(Figure content listings)
= = = = =
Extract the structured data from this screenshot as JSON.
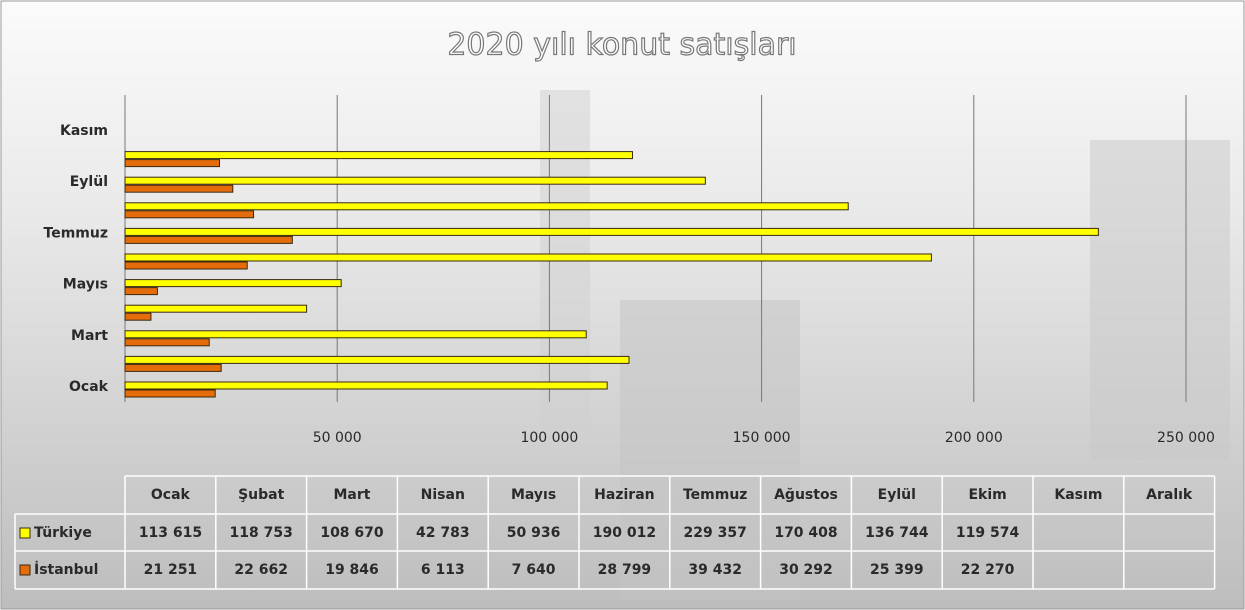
{
  "chart_data": {
    "type": "bar",
    "orientation": "horizontal",
    "title": "2020 yılı konut satışları",
    "categories": [
      "Ocak",
      "Şubat",
      "Mart",
      "Nisan",
      "Mayıs",
      "Haziran",
      "Temmuz",
      "Ağustos",
      "Eylül",
      "Ekim",
      "Kasım",
      "Aralık"
    ],
    "series": [
      {
        "name": "Türkiye",
        "color": "#ffff00",
        "values": [
          113615,
          118753,
          108670,
          42783,
          50936,
          190012,
          229357,
          170408,
          136744,
          119574,
          null,
          null
        ],
        "value_labels": [
          "113 615",
          "118 753",
          "108 670",
          "42 783",
          "50 936",
          "190 012",
          "229 357",
          "170 408",
          "136 744",
          "119 574",
          null,
          null
        ]
      },
      {
        "name": "İstanbul",
        "color": "#e46c0a",
        "values": [
          21251,
          22662,
          19846,
          6113,
          7640,
          28799,
          39432,
          30292,
          25399,
          22270,
          null,
          null
        ],
        "value_labels": [
          "21 251",
          "22 662",
          "19 846",
          "6 113",
          "7 640",
          "28 799",
          "39 432",
          "30 292",
          "25 399",
          "22 270",
          null,
          null
        ]
      }
    ],
    "xlim": [
      0,
      250000
    ],
    "xticks": [
      {
        "value": 50000,
        "label": "50 000"
      },
      {
        "value": 100000,
        "label": "100 000"
      },
      {
        "value": 150000,
        "label": "150 000"
      },
      {
        "value": 200000,
        "label": "200 000"
      },
      {
        "value": 250000,
        "label": "250 000"
      }
    ],
    "grid": true,
    "data_table": true
  }
}
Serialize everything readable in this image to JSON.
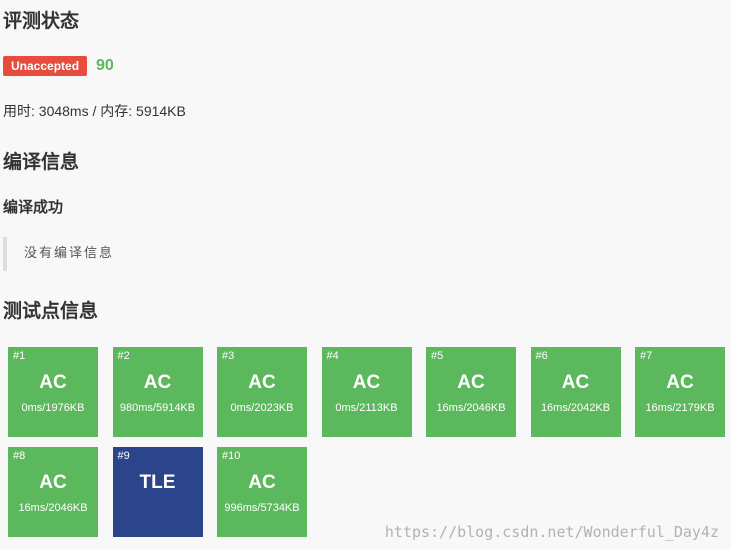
{
  "status": {
    "heading": "评测状态",
    "badge": "Unaccepted",
    "score": "90",
    "resource": "用时: 3048ms / 内存: 5914KB"
  },
  "compile": {
    "heading": "编译信息",
    "result": "编译成功",
    "message": "没有编译信息"
  },
  "tests": {
    "heading": "测试点信息",
    "cases": [
      {
        "num": "#1",
        "verdict": "AC",
        "res": "0ms/1976KB"
      },
      {
        "num": "#2",
        "verdict": "AC",
        "res": "980ms/5914KB"
      },
      {
        "num": "#3",
        "verdict": "AC",
        "res": "0ms/2023KB"
      },
      {
        "num": "#4",
        "verdict": "AC",
        "res": "0ms/2113KB"
      },
      {
        "num": "#5",
        "verdict": "AC",
        "res": "16ms/2046KB"
      },
      {
        "num": "#6",
        "verdict": "AC",
        "res": "16ms/2042KB"
      },
      {
        "num": "#7",
        "verdict": "AC",
        "res": "16ms/2179KB"
      },
      {
        "num": "#8",
        "verdict": "AC",
        "res": "16ms/2046KB"
      },
      {
        "num": "#9",
        "verdict": "TLE",
        "res": ""
      },
      {
        "num": "#10",
        "verdict": "AC",
        "res": "996ms/5734KB"
      }
    ]
  },
  "watermark": "https://blog.csdn.net/Wonderful_Day4z",
  "colors": {
    "ac": "#5cb85c",
    "tle": "#2c458a",
    "unaccepted": "#e74c3c"
  }
}
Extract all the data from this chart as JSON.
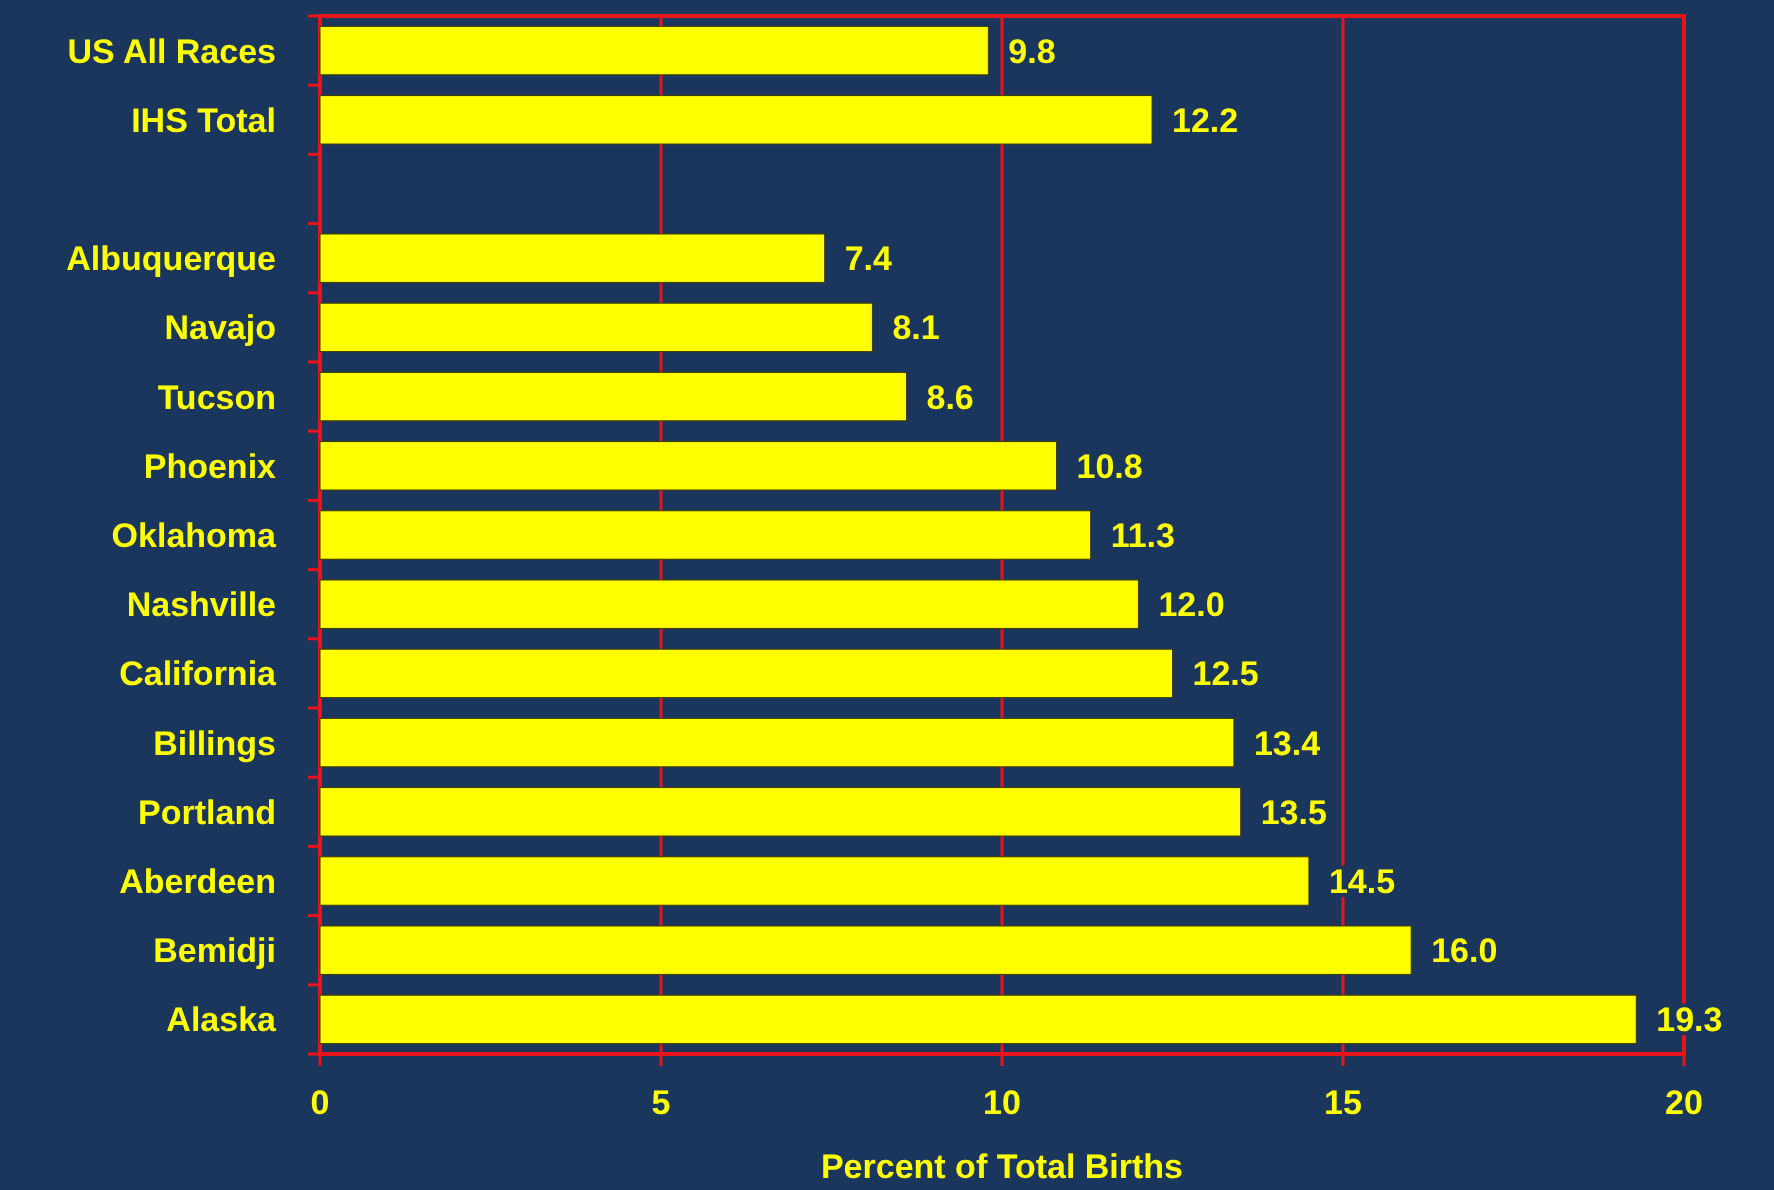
{
  "chart_data": {
    "type": "bar",
    "orientation": "horizontal",
    "xlabel": "Percent of Total Births",
    "categories": [
      "US All Races",
      "IHS Total",
      null,
      "Albuquerque",
      "Navajo",
      "Tucson",
      "Phoenix",
      "Oklahoma",
      "Nashville",
      "California",
      "Billings",
      "Portland",
      "Aberdeen",
      "Bemidji",
      "Alaska"
    ],
    "values": [
      9.8,
      12.2,
      null,
      7.4,
      8.1,
      8.6,
      10.8,
      11.3,
      12.0,
      12.5,
      13.4,
      13.5,
      14.5,
      16.0,
      19.3
    ],
    "value_labels": [
      "9.8",
      "12.2",
      null,
      "7.4",
      "8.1",
      "8.6",
      "10.8",
      "11.3",
      "12.0",
      "12.5",
      "13.4",
      "13.5",
      "14.5",
      "16.0",
      "19.3"
    ],
    "color": "#ffff00",
    "xlim": [
      0,
      20
    ],
    "xticks": [
      0,
      5,
      10,
      15,
      20
    ],
    "grid": "x"
  }
}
= = = = =
### [Stated exercise]
All of the data above should be quoted exactly, except for the pictures.

### [Completed exercise]
Extract the structured data from this screenshot as JSON.
{
  "chart_data": {
    "type": "bar",
    "orientation": "horizontal",
    "title": "2020 yılı konut satışları",
    "categories": [
      "Ocak",
      "Şubat",
      "Mart",
      "Nisan",
      "Mayıs",
      "Haziran",
      "Temmuz",
      "Ağustos",
      "Eylül",
      "Ekim",
      "Kasım",
      "Aralık"
    ],
    "series": [
      {
        "name": "Türkiye",
        "color": "#ffff00",
        "values": [
          113615,
          118753,
          108670,
          42783,
          50936,
          190012,
          229357,
          170408,
          136744,
          119574,
          null,
          null
        ],
        "value_labels": [
          "113 615",
          "118 753",
          "108 670",
          "42 783",
          "50 936",
          "190 012",
          "229 357",
          "170 408",
          "136 744",
          "119 574",
          null,
          null
        ]
      },
      {
        "name": "İstanbul",
        "color": "#e46c0a",
        "values": [
          21251,
          22662,
          19846,
          6113,
          7640,
          28799,
          39432,
          30292,
          25399,
          22270,
          null,
          null
        ],
        "value_labels": [
          "21 251",
          "22 662",
          "19 846",
          "6 113",
          "7 640",
          "28 799",
          "39 432",
          "30 292",
          "25 399",
          "22 270",
          null,
          null
        ]
      }
    ],
    "xlim": [
      0,
      250000
    ],
    "xticks": [
      {
        "value": 50000,
        "label": "50 000"
      },
      {
        "value": 100000,
        "label": "100 000"
      },
      {
        "value": 150000,
        "label": "150 000"
      },
      {
        "value": 200000,
        "label": "200 000"
      },
      {
        "value": 250000,
        "label": "250 000"
      }
    ],
    "grid": true,
    "data_table": true
  }
}
Serialize everything readable in this image to JSON.
{
  "status": {
    "heading": "评测状态",
    "badge": "Unaccepted",
    "score": "90",
    "resource": "用时: 3048ms / 内存: 5914KB"
  },
  "compile": {
    "heading": "编译信息",
    "result": "编译成功",
    "message": "没有编译信息"
  },
  "tests": {
    "heading": "测试点信息",
    "cases": [
      {
        "num": "#1",
        "verdict": "AC",
        "res": "0ms/1976KB"
      },
      {
        "num": "#2",
        "verdict": "AC",
        "res": "980ms/5914KB"
      },
      {
        "num": "#3",
        "verdict": "AC",
        "res": "0ms/2023KB"
      },
      {
        "num": "#4",
        "verdict": "AC",
        "res": "0ms/2113KB"
      },
      {
        "num": "#5",
        "verdict": "AC",
        "res": "16ms/2046KB"
      },
      {
        "num": "#6",
        "verdict": "AC",
        "res": "16ms/2042KB"
      },
      {
        "num": "#7",
        "verdict": "AC",
        "res": "16ms/2179KB"
      },
      {
        "num": "#8",
        "verdict": "AC",
        "res": "16ms/2046KB"
      },
      {
        "num": "#9",
        "verdict": "TLE",
        "res": ""
      },
      {
        "num": "#10",
        "verdict": "AC",
        "res": "996ms/5734KB"
      }
    ]
  },
  "watermark": "https://blog.csdn.net/Wonderful_Day4z",
  "colors": {
    "ac": "#5cb85c",
    "tle": "#2c458a",
    "unaccepted": "#e74c3c"
  }
}
Extract all the data from this chart as JSON.
{
  "chart_data": {
    "type": "bar",
    "orientation": "horizontal",
    "xlabel": "Percent of Total Births",
    "categories": [
      "US All Races",
      "IHS Total",
      null,
      "Albuquerque",
      "Navajo",
      "Tucson",
      "Phoenix",
      "Oklahoma",
      "Nashville",
      "California",
      "Billings",
      "Portland",
      "Aberdeen",
      "Bemidji",
      "Alaska"
    ],
    "values": [
      9.8,
      12.2,
      null,
      7.4,
      8.1,
      8.6,
      10.8,
      11.3,
      12.0,
      12.5,
      13.4,
      13.5,
      14.5,
      16.0,
      19.3
    ],
    "value_labels": [
      "9.8",
      "12.2",
      null,
      "7.4",
      "8.1",
      "8.6",
      "10.8",
      "11.3",
      "12.0",
      "12.5",
      "13.4",
      "13.5",
      "14.5",
      "16.0",
      "19.3"
    ],
    "color": "#ffff00",
    "xlim": [
      0,
      20
    ],
    "xticks": [
      0,
      5,
      10,
      15,
      20
    ],
    "grid": "x"
  }
}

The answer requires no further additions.